- **Required work**
Each record is to be printed again precisely as it reads.

- **Supplied data**
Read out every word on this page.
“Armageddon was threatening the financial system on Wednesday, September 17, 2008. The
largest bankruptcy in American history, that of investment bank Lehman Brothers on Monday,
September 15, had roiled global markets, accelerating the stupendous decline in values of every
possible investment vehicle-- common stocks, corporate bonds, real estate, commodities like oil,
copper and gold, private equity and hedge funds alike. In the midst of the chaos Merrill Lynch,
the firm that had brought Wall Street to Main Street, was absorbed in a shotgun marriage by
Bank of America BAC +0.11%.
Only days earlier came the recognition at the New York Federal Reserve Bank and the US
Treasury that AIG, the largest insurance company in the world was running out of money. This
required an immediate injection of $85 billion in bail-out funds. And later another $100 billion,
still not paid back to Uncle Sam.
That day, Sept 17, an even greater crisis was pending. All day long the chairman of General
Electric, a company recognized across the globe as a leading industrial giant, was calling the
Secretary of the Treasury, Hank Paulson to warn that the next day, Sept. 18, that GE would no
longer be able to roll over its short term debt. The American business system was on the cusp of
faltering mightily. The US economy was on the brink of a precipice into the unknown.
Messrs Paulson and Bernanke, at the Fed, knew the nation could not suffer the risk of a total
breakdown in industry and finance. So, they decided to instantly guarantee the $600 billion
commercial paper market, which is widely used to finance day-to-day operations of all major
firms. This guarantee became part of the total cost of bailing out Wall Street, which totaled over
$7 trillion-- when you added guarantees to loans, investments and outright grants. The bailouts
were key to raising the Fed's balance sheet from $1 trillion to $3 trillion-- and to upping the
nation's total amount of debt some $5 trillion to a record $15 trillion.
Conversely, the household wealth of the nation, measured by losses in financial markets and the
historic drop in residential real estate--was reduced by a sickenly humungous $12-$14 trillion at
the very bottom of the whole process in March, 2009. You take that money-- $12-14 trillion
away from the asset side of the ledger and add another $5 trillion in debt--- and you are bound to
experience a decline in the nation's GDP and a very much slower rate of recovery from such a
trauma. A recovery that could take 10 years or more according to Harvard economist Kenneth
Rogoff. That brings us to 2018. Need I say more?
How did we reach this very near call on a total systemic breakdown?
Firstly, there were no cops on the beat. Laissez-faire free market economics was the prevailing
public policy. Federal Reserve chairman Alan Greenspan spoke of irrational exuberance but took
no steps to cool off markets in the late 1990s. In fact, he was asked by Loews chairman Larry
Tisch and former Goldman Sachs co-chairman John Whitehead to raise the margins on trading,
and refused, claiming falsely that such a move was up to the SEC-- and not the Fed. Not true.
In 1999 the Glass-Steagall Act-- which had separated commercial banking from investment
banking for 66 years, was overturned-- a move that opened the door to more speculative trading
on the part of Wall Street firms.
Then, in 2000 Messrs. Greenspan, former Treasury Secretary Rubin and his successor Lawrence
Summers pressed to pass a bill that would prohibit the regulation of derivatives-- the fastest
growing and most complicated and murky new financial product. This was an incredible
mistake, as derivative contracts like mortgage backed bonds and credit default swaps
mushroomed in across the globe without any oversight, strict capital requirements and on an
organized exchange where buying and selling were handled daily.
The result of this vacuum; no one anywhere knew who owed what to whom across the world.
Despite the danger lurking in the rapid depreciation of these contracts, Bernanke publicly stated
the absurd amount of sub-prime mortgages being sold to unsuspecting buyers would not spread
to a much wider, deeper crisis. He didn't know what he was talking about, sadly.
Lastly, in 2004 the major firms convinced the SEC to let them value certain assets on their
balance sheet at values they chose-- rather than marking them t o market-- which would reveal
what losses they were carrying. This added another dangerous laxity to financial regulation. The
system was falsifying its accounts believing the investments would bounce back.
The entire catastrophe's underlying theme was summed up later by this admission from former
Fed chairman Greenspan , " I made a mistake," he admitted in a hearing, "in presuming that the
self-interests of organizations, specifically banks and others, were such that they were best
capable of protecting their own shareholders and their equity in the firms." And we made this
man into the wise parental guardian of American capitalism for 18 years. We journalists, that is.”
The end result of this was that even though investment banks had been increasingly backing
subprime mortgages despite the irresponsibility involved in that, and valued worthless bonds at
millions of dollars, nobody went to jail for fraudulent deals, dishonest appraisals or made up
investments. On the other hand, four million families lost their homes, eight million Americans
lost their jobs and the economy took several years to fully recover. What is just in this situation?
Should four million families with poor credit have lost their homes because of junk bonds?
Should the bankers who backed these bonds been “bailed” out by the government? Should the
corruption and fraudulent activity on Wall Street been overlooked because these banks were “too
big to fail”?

- **Written response**
Read out every word on this page.
“Armageddon was threatening the financial system on Wednesday, September 17, 2008. The
largest bankruptcy in American history, that of investment bank Lehman Brothers on Monday,
September 15, had roiled global markets, accelerating the stupendous decline in values of every
possible investment vehicle-- common stocks, corporate bonds, real estate, commodities like oil,
copper and gold, private equity and hedge funds alike. In the midst of the chaos Merrill Lynch,
the firm that had brought Wall Street to Main Street, was absorbed in a shotgun marriage by
Bank of America BAC +0.11%.
Only days earlier came the recognition at the New York Federal Reserve Bank and the US
Treasury that AIG, the largest insurance company in the world was running out of money. This
required an immediate injection of $85 billion in bail-out funds. And later another $100 billion,
still not paid back to Uncle Sam.
That day, Sept 17, an even greater crisis was pending. All day long the chairman of General
Electric, a company recognized across the globe as a leading industrial giant, was calling the
Secretary of the Treasury, Hank Paulson to warn that the next day, Sept. 18, that GE would no
longer be able to roll over its short term debt. The American business system was on the cusp of
faltering mightily. The US economy was on the brink of a precipice into the unknown.
Messrs Paulson and Bernanke, at the Fed, knew the nation could not suffer the risk of a total
breakdown in industry and finance. So, they decided to instantly guarantee the $600 billion
commercial paper market, which is widely used to finance day-to-day operations of all major
firms. This guarantee became part of the total cost of bailing out Wall Street, which totaled over
$7 trillion-- when you added guarantees to loans, investments and outright grants. The bailouts
were key to raising the Fed's balance sheet from $1 trillion to $3 trillion-- and to upping the
nation's total amount of debt some $5 trillion to a record $15 trillion.
Conversely, the household wealth of the nation, measured by losses in financial markets and the
historic drop in residential real estate--was reduced by a sickenly humungous $12-$14 trillion at
the very bottom of the whole process in March, 2009. You take that money-- $12-14 trillion
away from the asset side of the ledger and add another $5 trillion in debt--- and you are bound to
experience a decline in the nation's GDP and a very much slower rate of recovery from such a
trauma. A recovery that could take 10 years or more according to Harvard economist Kenneth
Rogoff. That brings us to 2018. Need I say more?
How did we reach this very near call on a total systemic breakdown?
Firstly, there were no cops on the beat. Laissez-faire free market economics was the prevailing
public policy. Federal Reserve chairman Alan Greenspan spoke of irrational exuberance but took
no steps to cool off markets in the late 1990s. In fact, he was asked by Loews chairman Larry
Tisch and former Goldman Sachs co-chairman John Whitehead to raise the margins on trading,
and refused, claiming falsely that such a move was up to the SEC-- and not the Fed. Not true.
In 1999 the Glass-Steagall Act-- which had separated commercial banking from investment
banking for 66 years, was overturned-- a move that opened the door to more speculative trading
on the part of Wall Street firms.
Then, in 2000 Messrs. Greenspan, former Treasury Secretary Rubin and his successor Lawrence
Summers pressed to pass a bill that would prohibit the regulation of derivatives-- the fastest
growing and most complicated and murky new financial product. This was an incredible
mistake, as derivative contracts like mortgage backed bonds and credit default swaps
mushroomed in across the globe without any oversight, strict capital requirements and on an
organized exchange where buying and selling were handled daily.
The result of this vacuum; no one anywhere knew who owed what to whom across the world.
Despite the danger lurking in the rapid depreciation of these contracts, Bernanke publicly stated
the absurd amount of sub-prime mortgages being sold to unsuspecting buyers would not spread
to a much wider, deeper crisis. He didn't know what he was talking about, sadly.
Lastly, in 2004 the major firms convinced the SEC to let them value certain assets on their
balance sheet at values they chose-- rather than marking them t o market-- which would reveal
what losses they were carrying. This added another dangerous laxity to financial regulation. The
system was falsifying its accounts believing the investments would bounce back.
The entire catastrophe's underlying theme was summed up later by this admission from former
Fed chairman Greenspan , " I made a mistake," he admitted in a hearing, "in presuming that the
self-interests of organizations, specifically banks and others, were such that they were best
capable of protecting their own shareholders and their equity in the firms." And we made this
man into the wise parental guardian of American capitalism for 18 years. We journalists, that is.”
The end result of this was that even though investment banks had been increasingly backing
subprime mortgages despite the irresponsibility involved in that, and valued worthless bonds at
millions of dollars, nobody went to jail for fraudulent deals, dishonest appraisals or made up
investments. On the other hand, four million families lost their homes, eight million Americans
lost their jobs and the economy took several years to fully recover. What is just in this situation?
Should four million families with poor credit have lost their homes because of junk bonds?
Should the bankers who backed these bonds been “bailed” out by the government? Should the
corruption and fraudulent activity on Wall Street been overlooked because these banks were “too
big to fail”?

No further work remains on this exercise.